* TASK STATEMENT
Please pull out every line that includes the string "Store".

* EXTRACTED INFORMATION
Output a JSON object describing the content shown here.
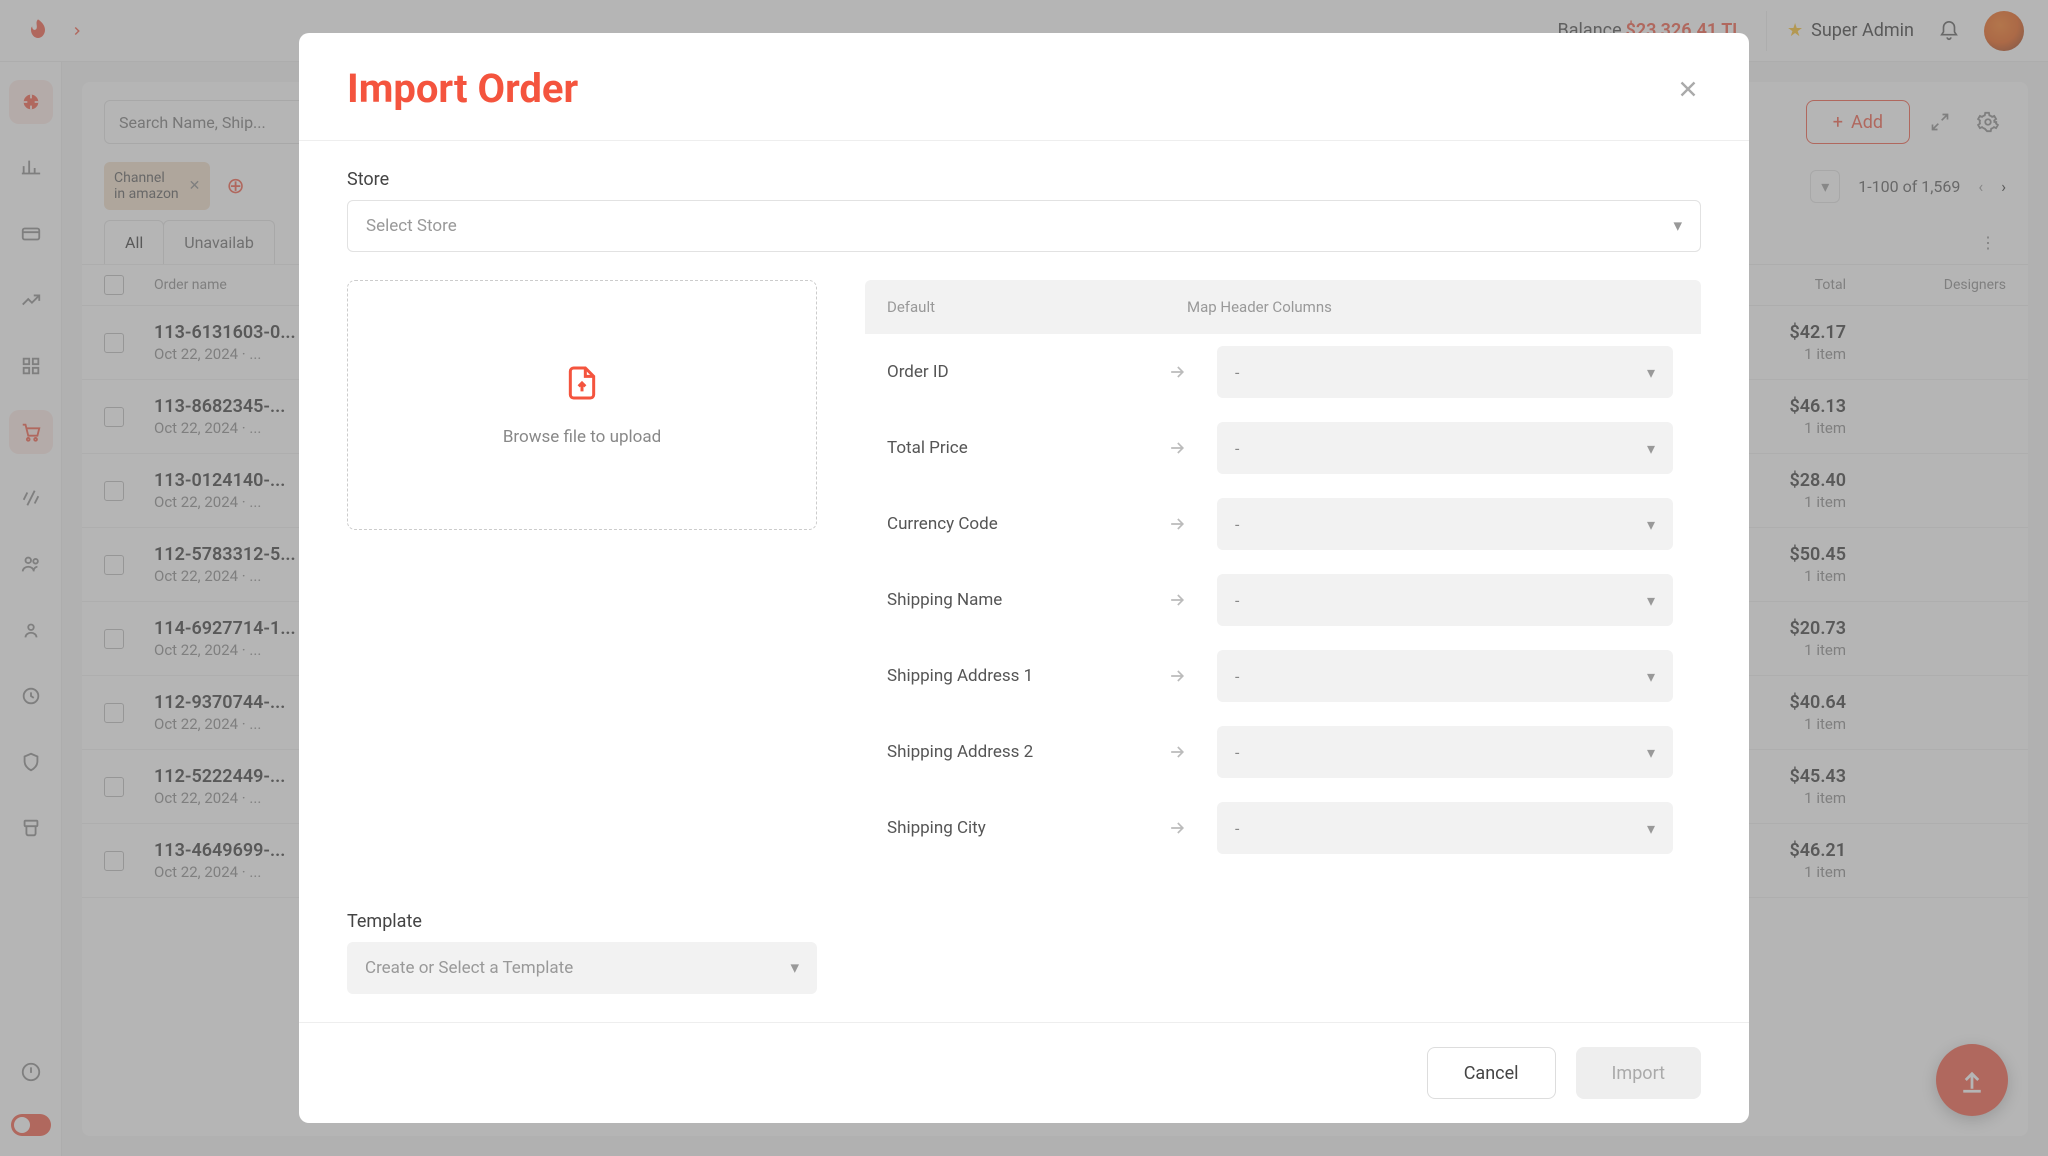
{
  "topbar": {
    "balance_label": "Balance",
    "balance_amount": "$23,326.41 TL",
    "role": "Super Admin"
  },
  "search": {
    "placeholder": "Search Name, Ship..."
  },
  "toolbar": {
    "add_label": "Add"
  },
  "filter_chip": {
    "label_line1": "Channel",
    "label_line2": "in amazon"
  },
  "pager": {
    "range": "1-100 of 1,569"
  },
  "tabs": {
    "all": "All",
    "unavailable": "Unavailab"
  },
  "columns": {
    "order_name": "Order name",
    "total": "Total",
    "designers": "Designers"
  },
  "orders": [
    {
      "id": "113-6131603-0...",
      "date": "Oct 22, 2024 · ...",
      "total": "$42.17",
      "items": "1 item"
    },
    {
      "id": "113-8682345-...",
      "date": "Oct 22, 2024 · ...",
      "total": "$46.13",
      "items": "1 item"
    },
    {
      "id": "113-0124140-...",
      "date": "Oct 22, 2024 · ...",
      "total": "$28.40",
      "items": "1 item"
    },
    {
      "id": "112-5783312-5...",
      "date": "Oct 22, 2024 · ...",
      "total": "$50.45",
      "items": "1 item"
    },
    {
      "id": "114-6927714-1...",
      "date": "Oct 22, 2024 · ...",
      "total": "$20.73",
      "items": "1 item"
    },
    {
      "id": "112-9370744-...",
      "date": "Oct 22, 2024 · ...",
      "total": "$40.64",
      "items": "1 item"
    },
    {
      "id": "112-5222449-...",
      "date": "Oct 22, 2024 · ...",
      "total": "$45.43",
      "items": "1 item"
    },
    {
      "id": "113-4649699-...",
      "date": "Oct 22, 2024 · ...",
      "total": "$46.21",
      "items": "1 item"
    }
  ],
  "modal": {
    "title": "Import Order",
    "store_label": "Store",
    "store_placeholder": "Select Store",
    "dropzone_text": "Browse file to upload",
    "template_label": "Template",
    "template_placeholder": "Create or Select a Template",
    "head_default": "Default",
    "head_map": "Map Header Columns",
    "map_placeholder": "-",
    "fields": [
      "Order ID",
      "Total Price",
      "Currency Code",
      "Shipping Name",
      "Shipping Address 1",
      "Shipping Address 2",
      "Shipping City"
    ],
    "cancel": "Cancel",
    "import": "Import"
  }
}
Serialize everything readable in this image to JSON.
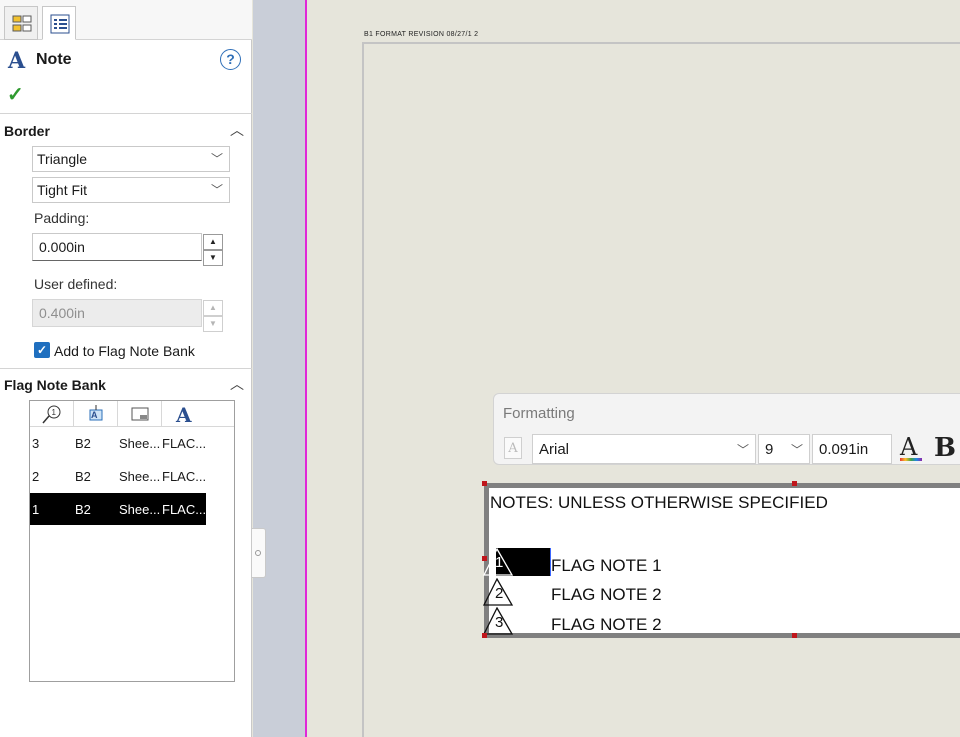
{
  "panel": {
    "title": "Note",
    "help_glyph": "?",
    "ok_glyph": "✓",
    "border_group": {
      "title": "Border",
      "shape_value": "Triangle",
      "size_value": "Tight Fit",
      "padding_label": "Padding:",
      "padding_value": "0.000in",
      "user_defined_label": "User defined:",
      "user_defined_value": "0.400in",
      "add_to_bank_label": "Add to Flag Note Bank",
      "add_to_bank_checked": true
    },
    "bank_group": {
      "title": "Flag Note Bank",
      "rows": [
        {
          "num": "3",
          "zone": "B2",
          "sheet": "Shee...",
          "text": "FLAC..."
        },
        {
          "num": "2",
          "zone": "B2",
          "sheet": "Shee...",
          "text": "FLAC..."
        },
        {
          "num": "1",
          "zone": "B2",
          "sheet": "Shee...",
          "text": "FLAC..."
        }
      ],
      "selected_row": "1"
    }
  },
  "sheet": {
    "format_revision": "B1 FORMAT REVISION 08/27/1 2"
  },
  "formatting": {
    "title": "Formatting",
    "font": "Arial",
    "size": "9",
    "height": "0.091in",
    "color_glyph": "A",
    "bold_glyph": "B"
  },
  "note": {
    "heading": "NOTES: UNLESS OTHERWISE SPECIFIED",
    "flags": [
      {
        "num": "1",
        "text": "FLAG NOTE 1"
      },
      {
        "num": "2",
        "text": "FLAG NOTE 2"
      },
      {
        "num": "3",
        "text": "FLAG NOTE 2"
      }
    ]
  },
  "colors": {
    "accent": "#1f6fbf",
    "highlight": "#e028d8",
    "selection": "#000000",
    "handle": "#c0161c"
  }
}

* RESULT
    "store_label": "Store",
    "store_placeholder": "Select Store",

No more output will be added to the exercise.